--- Begin RECORDED DATA ---
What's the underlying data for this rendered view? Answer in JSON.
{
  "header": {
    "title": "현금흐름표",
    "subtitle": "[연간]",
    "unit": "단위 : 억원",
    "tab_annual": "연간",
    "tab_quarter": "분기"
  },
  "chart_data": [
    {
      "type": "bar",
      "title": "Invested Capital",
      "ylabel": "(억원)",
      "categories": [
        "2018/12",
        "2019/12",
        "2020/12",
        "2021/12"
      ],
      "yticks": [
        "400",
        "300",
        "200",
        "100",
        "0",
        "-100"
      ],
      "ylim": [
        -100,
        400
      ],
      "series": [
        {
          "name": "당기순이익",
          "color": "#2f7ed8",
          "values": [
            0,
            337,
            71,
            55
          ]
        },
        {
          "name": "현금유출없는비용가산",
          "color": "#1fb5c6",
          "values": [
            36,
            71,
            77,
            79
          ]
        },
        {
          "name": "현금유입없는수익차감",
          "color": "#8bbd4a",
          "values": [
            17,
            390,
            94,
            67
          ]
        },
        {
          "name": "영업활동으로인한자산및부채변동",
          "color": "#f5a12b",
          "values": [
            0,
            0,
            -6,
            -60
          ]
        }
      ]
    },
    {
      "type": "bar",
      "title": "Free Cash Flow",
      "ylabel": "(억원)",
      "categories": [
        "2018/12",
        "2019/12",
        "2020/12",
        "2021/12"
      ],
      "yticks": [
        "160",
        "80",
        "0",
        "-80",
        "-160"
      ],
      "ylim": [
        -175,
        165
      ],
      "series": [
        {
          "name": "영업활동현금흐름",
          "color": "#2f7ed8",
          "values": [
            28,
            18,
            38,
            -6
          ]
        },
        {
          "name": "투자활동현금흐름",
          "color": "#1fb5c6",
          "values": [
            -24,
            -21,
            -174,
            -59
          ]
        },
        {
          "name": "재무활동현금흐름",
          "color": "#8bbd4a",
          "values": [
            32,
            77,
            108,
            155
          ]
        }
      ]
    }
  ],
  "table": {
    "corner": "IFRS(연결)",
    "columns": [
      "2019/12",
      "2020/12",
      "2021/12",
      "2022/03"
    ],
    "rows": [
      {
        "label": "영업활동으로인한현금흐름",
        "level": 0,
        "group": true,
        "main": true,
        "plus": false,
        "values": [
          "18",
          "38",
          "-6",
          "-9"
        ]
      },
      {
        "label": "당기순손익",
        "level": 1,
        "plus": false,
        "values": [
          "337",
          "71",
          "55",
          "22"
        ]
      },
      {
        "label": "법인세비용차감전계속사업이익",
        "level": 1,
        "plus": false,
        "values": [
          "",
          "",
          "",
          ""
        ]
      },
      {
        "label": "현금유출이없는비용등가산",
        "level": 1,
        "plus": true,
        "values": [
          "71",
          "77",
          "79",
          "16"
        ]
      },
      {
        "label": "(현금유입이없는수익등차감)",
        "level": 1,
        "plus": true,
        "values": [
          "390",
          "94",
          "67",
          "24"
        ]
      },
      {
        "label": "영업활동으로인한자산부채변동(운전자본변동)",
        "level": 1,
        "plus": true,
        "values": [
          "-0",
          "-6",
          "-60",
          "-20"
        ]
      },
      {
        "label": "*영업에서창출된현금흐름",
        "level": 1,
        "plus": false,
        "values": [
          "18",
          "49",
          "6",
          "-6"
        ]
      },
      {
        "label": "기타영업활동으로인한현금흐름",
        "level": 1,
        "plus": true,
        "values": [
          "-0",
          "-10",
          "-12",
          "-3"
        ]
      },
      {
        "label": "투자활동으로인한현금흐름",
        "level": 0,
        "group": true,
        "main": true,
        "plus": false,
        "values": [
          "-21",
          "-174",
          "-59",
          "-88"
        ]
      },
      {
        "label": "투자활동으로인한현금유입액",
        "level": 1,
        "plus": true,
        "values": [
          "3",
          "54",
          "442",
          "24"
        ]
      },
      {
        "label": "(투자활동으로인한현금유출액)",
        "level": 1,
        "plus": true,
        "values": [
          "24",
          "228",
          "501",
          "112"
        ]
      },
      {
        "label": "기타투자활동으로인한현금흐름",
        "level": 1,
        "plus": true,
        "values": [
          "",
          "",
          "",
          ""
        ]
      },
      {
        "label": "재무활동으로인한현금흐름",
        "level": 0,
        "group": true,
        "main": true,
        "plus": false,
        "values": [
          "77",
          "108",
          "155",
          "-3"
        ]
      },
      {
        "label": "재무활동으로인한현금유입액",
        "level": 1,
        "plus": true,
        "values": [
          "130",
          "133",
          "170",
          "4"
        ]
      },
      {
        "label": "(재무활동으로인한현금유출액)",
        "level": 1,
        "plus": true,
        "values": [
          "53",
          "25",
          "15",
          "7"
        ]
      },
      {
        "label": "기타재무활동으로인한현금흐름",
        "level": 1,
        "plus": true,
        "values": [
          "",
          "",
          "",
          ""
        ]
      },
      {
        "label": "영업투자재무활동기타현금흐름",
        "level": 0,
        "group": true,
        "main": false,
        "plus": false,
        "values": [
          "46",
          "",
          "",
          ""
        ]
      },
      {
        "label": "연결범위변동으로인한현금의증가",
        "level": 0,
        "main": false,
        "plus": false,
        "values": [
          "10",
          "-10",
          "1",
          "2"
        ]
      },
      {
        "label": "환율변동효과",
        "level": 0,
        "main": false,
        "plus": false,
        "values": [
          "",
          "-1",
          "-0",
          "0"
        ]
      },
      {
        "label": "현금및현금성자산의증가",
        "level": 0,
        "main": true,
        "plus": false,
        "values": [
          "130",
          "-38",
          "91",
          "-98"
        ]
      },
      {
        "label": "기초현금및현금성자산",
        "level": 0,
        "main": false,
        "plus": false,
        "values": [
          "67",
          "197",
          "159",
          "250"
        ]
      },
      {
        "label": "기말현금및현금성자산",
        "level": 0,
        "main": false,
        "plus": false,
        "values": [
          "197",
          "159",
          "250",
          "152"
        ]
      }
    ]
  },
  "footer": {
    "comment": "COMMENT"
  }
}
--- End RECORDED DATA ---
TASK PROMPT: Nothing should be left out: return all of the records exactly.

SOLUTION TO THE EXERCISE:
What's the underlying data for this rendered view? Answer in JSON.
{
  "header": {
    "title": "현금흐름표",
    "subtitle": "[연간]",
    "unit": "단위 : 억원",
    "tab_annual": "연간",
    "tab_quarter": "분기"
  },
  "chart_data": [
    {
      "type": "bar",
      "title": "Invested Capital",
      "ylabel": "(억원)",
      "categories": [
        "2018/12",
        "2019/12",
        "2020/12",
        "2021/12"
      ],
      "yticks": [
        "400",
        "300",
        "200",
        "100",
        "0",
        "-100"
      ],
      "ylim": [
        -100,
        400
      ],
      "series": [
        {
          "name": "당기순이익",
          "color": "#2f7ed8",
          "values": [
            0,
            337,
            71,
            55
          ]
        },
        {
          "name": "현금유출없는비용가산",
          "color": "#1fb5c6",
          "values": [
            36,
            71,
            77,
            79
          ]
        },
        {
          "name": "현금유입없는수익차감",
          "color": "#8bbd4a",
          "values": [
            17,
            390,
            94,
            67
          ]
        },
        {
          "name": "영업활동으로인한자산및부채변동",
          "color": "#f5a12b",
          "values": [
            0,
            0,
            -6,
            -60
          ]
        }
      ]
    },
    {
      "type": "bar",
      "title": "Free Cash Flow",
      "ylabel": "(억원)",
      "categories": [
        "2018/12",
        "2019/12",
        "2020/12",
        "2021/12"
      ],
      "yticks": [
        "160",
        "80",
        "0",
        "-80",
        "-160"
      ],
      "ylim": [
        -175,
        165
      ],
      "series": [
        {
          "name": "영업활동현금흐름",
          "color": "#2f7ed8",
          "values": [
            28,
            18,
            38,
            -6
          ]
        },
        {
          "name": "투자활동현금흐름",
          "color": "#1fb5c6",
          "values": [
            -24,
            -21,
            -174,
            -59
          ]
        },
        {
          "name": "재무활동현금흐름",
          "color": "#8bbd4a",
          "values": [
            32,
            77,
            108,
            155
          ]
        }
      ]
    }
  ],
  "table": {
    "corner": "IFRS(연결)",
    "columns": [
      "2019/12",
      "2020/12",
      "2021/12",
      "2022/03"
    ],
    "rows": [
      {
        "label": "영업활동으로인한현금흐름",
        "level": 0,
        "group": true,
        "main": true,
        "plus": false,
        "values": [
          "18",
          "38",
          "-6",
          "-9"
        ]
      },
      {
        "label": "당기순손익",
        "level": 1,
        "plus": false,
        "values": [
          "337",
          "71",
          "55",
          "22"
        ]
      },
      {
        "label": "법인세비용차감전계속사업이익",
        "level": 1,
        "plus": false,
        "values": [
          "",
          "",
          "",
          ""
        ]
      },
      {
        "label": "현금유출이없는비용등가산",
        "level": 1,
        "plus": true,
        "values": [
          "71",
          "77",
          "79",
          "16"
        ]
      },
      {
        "label": "(현금유입이없는수익등차감)",
        "level": 1,
        "plus": true,
        "values": [
          "390",
          "94",
          "67",
          "24"
        ]
      },
      {
        "label": "영업활동으로인한자산부채변동(운전자본변동)",
        "level": 1,
        "plus": true,
        "values": [
          "-0",
          "-6",
          "-60",
          "-20"
        ]
      },
      {
        "label": "*영업에서창출된현금흐름",
        "level": 1,
        "plus": false,
        "values": [
          "18",
          "49",
          "6",
          "-6"
        ]
      },
      {
        "label": "기타영업활동으로인한현금흐름",
        "level": 1,
        "plus": true,
        "values": [
          "-0",
          "-10",
          "-12",
          "-3"
        ]
      },
      {
        "label": "투자활동으로인한현금흐름",
        "level": 0,
        "group": true,
        "main": true,
        "plus": false,
        "values": [
          "-21",
          "-174",
          "-59",
          "-88"
        ]
      },
      {
        "label": "투자활동으로인한현금유입액",
        "level": 1,
        "plus": true,
        "values": [
          "3",
          "54",
          "442",
          "24"
        ]
      },
      {
        "label": "(투자활동으로인한현금유출액)",
        "level": 1,
        "plus": true,
        "values": [
          "24",
          "228",
          "501",
          "112"
        ]
      },
      {
        "label": "기타투자활동으로인한현금흐름",
        "level": 1,
        "plus": true,
        "values": [
          "",
          "",
          "",
          ""
        ]
      },
      {
        "label": "재무활동으로인한현금흐름",
        "level": 0,
        "group": true,
        "main": true,
        "plus": false,
        "values": [
          "77",
          "108",
          "155",
          "-3"
        ]
      },
      {
        "label": "재무활동으로인한현금유입액",
        "level": 1,
        "plus": true,
        "values": [
          "130",
          "133",
          "170",
          "4"
        ]
      },
      {
        "label": "(재무활동으로인한현금유출액)",
        "level": 1,
        "plus": true,
        "values": [
          "53",
          "25",
          "15",
          "7"
        ]
      },
      {
        "label": "기타재무활동으로인한현금흐름",
        "level": 1,
        "plus": true,
        "values": [
          "",
          "",
          "",
          ""
        ]
      },
      {
        "label": "영업투자재무활동기타현금흐름",
        "level": 0,
        "group": true,
        "main": false,
        "plus": false,
        "values": [
          "46",
          "",
          "",
          ""
        ]
      },
      {
        "label": "연결범위변동으로인한현금의증가",
        "level": 0,
        "main": false,
        "plus": false,
        "values": [
          "10",
          "-10",
          "1",
          "2"
        ]
      },
      {
        "label": "환율변동효과",
        "level": 0,
        "main": false,
        "plus": false,
        "values": [
          "",
          "-1",
          "-0",
          "0"
        ]
      },
      {
        "label": "현금및현금성자산의증가",
        "level": 0,
        "main": true,
        "plus": false,
        "values": [
          "130",
          "-38",
          "91",
          "-98"
        ]
      },
      {
        "label": "기초현금및현금성자산",
        "level": 0,
        "main": false,
        "plus": false,
        "values": [
          "67",
          "197",
          "159",
          "250"
        ]
      },
      {
        "label": "기말현금및현금성자산",
        "level": 0,
        "main": false,
        "plus": false,
        "values": [
          "197",
          "159",
          "250",
          "152"
        ]
      }
    ]
  },
  "footer": {
    "comment": "COMMENT"
  }
}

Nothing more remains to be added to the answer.